◆ WHAT TO WORK ON:
Repeat exactly the lines from the line containing "Convert this document image to plain text." to the last line of the listing, including both.

--- Start DATASET ROWS ---

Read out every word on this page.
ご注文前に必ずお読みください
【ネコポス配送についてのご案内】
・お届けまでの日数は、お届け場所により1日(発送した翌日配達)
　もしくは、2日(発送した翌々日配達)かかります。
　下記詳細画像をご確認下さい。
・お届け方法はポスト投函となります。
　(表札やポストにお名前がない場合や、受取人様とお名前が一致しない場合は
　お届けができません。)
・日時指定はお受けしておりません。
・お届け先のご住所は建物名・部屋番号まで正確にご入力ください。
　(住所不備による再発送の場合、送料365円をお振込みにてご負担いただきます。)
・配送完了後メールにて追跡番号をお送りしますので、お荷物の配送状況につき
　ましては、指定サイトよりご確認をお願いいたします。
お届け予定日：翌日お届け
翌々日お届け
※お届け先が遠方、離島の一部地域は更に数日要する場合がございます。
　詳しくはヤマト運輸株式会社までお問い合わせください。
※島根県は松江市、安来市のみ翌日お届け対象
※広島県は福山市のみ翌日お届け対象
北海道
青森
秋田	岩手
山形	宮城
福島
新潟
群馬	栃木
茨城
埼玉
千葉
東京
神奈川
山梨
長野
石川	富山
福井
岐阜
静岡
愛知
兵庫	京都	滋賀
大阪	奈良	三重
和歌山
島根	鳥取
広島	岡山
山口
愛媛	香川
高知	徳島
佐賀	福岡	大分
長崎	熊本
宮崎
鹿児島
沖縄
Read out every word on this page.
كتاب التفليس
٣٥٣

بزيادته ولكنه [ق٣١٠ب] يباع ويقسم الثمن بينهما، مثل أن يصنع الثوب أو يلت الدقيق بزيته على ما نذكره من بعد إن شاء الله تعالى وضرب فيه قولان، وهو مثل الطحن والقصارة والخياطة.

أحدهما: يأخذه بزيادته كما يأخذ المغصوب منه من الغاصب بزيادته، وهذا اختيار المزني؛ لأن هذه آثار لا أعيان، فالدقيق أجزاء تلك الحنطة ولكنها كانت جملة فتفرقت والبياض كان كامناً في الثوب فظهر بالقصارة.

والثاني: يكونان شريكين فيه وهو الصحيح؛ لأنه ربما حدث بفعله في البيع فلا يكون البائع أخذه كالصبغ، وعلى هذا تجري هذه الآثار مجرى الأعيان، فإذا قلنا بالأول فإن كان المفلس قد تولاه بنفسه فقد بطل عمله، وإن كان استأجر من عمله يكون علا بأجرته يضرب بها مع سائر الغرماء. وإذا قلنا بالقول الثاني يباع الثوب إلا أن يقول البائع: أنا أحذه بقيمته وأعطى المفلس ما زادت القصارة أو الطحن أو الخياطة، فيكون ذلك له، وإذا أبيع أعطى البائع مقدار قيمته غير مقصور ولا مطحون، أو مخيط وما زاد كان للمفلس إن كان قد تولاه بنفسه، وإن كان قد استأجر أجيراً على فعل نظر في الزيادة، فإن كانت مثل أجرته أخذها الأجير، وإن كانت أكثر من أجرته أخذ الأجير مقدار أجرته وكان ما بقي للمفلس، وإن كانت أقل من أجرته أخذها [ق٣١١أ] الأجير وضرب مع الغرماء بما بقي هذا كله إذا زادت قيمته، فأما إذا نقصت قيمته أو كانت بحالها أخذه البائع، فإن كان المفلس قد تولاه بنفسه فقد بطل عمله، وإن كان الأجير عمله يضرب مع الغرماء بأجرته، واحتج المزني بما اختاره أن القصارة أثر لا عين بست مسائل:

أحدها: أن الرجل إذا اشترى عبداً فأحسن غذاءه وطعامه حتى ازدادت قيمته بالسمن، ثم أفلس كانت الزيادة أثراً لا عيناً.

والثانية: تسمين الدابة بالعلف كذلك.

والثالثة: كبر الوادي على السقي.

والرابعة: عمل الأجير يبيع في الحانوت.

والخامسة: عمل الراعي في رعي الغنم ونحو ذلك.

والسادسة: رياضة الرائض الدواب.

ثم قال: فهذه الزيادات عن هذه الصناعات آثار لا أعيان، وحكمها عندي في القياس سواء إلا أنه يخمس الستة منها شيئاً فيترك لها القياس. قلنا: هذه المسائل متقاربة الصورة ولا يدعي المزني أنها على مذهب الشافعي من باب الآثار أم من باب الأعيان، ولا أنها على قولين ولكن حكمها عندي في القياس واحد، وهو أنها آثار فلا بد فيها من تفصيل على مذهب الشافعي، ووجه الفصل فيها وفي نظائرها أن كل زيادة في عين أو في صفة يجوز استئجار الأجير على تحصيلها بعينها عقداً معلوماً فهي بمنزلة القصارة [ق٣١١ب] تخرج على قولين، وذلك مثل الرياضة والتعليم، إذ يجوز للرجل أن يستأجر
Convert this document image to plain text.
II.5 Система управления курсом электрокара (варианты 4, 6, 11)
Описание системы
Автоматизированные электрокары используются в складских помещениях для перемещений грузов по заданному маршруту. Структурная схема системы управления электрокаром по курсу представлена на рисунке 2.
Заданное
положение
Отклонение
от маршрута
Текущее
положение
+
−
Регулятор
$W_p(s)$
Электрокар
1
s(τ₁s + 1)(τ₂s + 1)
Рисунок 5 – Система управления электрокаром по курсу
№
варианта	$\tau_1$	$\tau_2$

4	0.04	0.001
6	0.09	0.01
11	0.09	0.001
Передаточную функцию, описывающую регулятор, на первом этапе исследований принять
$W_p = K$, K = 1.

--- End DATASET ROWS ---

◆ FULL SOLUTION:
Convert this document image to plain text.
II.5 Система управления курсом электрокара (варианты 4, 6, 11)
Описание системы
Автоматизированные электрокары используются в складских помещениях для перемещений грузов по заданному маршруту. Структурная схема системы управления электрокаром по курсу представлена на рисунке 2.
Заданное
положение
Отклонение
от маршрута
Текущее
положение
+
−
Регулятор
$W_p(s)$
Электрокар
1
s(τ₁s + 1)(τ₂s + 1)
Рисунок 5 – Система управления электрокаром по курсу
№
варианта	$\tau_1$	$\tau_2$

4	0.04	0.001
6	0.09	0.01
11	0.09	0.001
Передаточную функцию, описывающую регулятор, на первом этапе исследований принять
$W_p = K$, K = 1.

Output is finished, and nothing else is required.